[SOURCE EXTRACT]
From analytical techniques for food fraud, traceability management strategies, heat-resistant E. coli concerns, biosensor and bacteriophage work we see what the world of research has for us this time.
We begin work University of Alberta researchers, who have found that cooking ground beef at 71C - the level advised by Health Canada - does not always eliminate all strains of E. coli.
“We’ve been hammering consumers for years to cook chicken properly, to handle it properly, and to do the same with ground beef but still we seem to have these outbreaks of E. coli (attributed to hamburgers),” said Lynn McMullen, a food microbiologist in the Department of Agricultural, Food and Nutritional Science.
“Does this explain why? It might.”
They discovered 16 genes found only in the highly heat-resistant strains of E. coli under wet conditions (i.e. fresh meat). This genomic grouping is called the locus of heat resistance (LHR).
After looking at genome databases for LHR, they saw it exists in about 2% of all E. coli in the databases and is in the harmless and pathogenic strains.
Since UAlberta’s bacterial strains were all non-pathogenic, the team is working with Health Canada and the Alberta Livestock and Meat Agency, to access cultures from other collections across the continent.
They are now searching for how prevalent this problem of occasional survival is across strains and other bacteria closely related to E. coli.
Next, University of Notre Dame work has revealed that a firm's ability to trace products varies based on contextual factors.
They said traceability is hindered by temporality (i.e., time pressures that strain a firm's ability to track products), supply chain permeation (i.e., supply chain flow characteristics that represent the degree of bad product infiltration), and product information ambiguity (i.e., product characteristics that create vagueness about what to trace).
Kaitlin Wowak, assistant professor of management at Notre Dame’s Mendoza College of Business, said traceability should be managed differently depending on the product’s perishability.
“Our research reveals a downside to supply chain initiatives that stress pushing products to market too quickly. Thus, firms should consider adopting different traceability requirements for fast-flowing products.
“Federal regulations mandate that firms have traceability one step up and down the chain. However, this may not be sufficient for perishable products that flow quickly, such as fresh strawberries or dairy products.
"If firms develop traceability two or three steps up and down the chain, they may have access to more information, which could help the product and information flow in unison and mitigate information gaps, which are particularly detrimental during product recalls.”
Wowak said product ID changes due to blending can distort information, making traceability more difficult.
“Product blending is when you physically mix raw ingredients to produce a product. Take salsa, for example. Its tomatoes and jalapeno peppers each come in with separate IDs. We mix them together and we get a new ID. The new ID is what hinders traceability.
“Firms should consider giving products that are blended or co-mingled a new ‘nickname’. This would allow the original ID to follow the product down the chain and reduce the extent to which information is distorted.”
AMS applied to food fraud
Meanwhile, Connor Black et al said there has been rapid growth of ambient mass spectrometry (AMS) with more than thirty different ambient ionisation techniques available.
A number of these techniques such as DART, DAPCI, EASI, LESA and PS coupled with mass spectrometry have enhanced the way in which the detection of food adulteration is done, they said.
[/SOURCE EXTRACT]
YOUR TASK:
Update the food research roundup from "From analytical techniques" up to and including "us this time.", with "food fraud" changed to "food adulteration".
[DATA EXTRACT]
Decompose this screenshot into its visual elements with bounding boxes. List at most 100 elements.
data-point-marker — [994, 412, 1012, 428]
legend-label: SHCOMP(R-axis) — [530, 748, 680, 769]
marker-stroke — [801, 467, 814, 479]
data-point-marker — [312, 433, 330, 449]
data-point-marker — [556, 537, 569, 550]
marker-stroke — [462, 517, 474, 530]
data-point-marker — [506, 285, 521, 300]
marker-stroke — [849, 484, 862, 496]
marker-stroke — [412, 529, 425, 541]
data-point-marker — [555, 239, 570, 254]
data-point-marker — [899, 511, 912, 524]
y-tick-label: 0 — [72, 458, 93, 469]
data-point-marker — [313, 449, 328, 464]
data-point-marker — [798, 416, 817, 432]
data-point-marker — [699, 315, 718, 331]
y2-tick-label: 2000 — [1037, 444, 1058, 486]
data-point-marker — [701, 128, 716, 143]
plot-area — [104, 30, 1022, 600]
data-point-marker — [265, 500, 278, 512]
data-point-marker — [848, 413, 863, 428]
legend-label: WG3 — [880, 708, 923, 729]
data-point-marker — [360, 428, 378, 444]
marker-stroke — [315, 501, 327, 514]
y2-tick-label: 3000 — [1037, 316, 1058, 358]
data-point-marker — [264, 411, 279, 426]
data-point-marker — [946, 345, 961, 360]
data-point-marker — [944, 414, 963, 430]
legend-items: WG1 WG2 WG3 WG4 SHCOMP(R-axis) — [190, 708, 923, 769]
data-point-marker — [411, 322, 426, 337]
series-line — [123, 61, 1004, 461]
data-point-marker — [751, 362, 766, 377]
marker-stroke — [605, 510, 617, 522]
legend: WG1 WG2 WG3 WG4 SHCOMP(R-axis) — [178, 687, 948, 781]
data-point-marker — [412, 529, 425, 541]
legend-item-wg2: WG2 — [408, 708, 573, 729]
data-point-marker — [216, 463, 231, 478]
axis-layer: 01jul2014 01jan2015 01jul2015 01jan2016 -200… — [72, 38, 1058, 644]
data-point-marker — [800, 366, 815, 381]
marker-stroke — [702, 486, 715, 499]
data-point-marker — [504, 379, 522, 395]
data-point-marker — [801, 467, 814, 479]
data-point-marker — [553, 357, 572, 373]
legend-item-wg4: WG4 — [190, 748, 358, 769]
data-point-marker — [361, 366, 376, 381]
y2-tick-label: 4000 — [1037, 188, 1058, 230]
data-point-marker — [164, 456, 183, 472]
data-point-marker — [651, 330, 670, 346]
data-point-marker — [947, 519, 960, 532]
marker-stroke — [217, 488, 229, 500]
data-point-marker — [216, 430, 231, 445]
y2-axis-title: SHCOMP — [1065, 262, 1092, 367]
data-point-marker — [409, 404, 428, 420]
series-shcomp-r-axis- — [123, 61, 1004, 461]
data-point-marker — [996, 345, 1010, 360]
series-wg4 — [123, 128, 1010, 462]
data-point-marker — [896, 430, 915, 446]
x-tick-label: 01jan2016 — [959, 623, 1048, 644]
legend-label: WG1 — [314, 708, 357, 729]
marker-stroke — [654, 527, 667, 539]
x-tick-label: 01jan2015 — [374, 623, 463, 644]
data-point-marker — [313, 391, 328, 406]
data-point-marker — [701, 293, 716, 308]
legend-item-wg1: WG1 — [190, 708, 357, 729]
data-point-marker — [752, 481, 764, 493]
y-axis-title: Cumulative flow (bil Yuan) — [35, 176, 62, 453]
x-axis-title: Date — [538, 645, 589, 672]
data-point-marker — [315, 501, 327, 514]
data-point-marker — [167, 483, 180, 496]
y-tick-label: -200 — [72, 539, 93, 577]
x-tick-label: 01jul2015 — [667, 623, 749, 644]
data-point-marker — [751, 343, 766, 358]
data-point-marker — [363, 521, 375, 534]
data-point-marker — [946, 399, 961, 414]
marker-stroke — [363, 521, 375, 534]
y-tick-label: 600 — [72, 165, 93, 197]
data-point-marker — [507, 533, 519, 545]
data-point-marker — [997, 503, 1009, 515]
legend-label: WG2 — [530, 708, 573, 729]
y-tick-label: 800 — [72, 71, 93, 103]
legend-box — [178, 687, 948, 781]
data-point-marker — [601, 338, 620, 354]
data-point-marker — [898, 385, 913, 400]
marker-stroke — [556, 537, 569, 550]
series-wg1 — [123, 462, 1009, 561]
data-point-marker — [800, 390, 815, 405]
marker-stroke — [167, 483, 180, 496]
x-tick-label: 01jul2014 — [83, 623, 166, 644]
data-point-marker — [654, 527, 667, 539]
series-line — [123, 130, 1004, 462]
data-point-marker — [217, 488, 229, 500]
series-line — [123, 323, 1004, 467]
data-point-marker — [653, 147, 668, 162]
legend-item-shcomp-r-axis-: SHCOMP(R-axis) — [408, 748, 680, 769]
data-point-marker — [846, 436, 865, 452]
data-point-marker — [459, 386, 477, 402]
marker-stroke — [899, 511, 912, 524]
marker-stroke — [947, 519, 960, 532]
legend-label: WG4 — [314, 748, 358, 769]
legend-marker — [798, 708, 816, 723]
[/DATA EXTRACT]
ANSWER TO THIS TASK:
From analytical techniques for food adulteration, traceability management strategies, heat-resistant E. coli concerns, biosensor and bacteriophage work we see what the world of research has for us this time.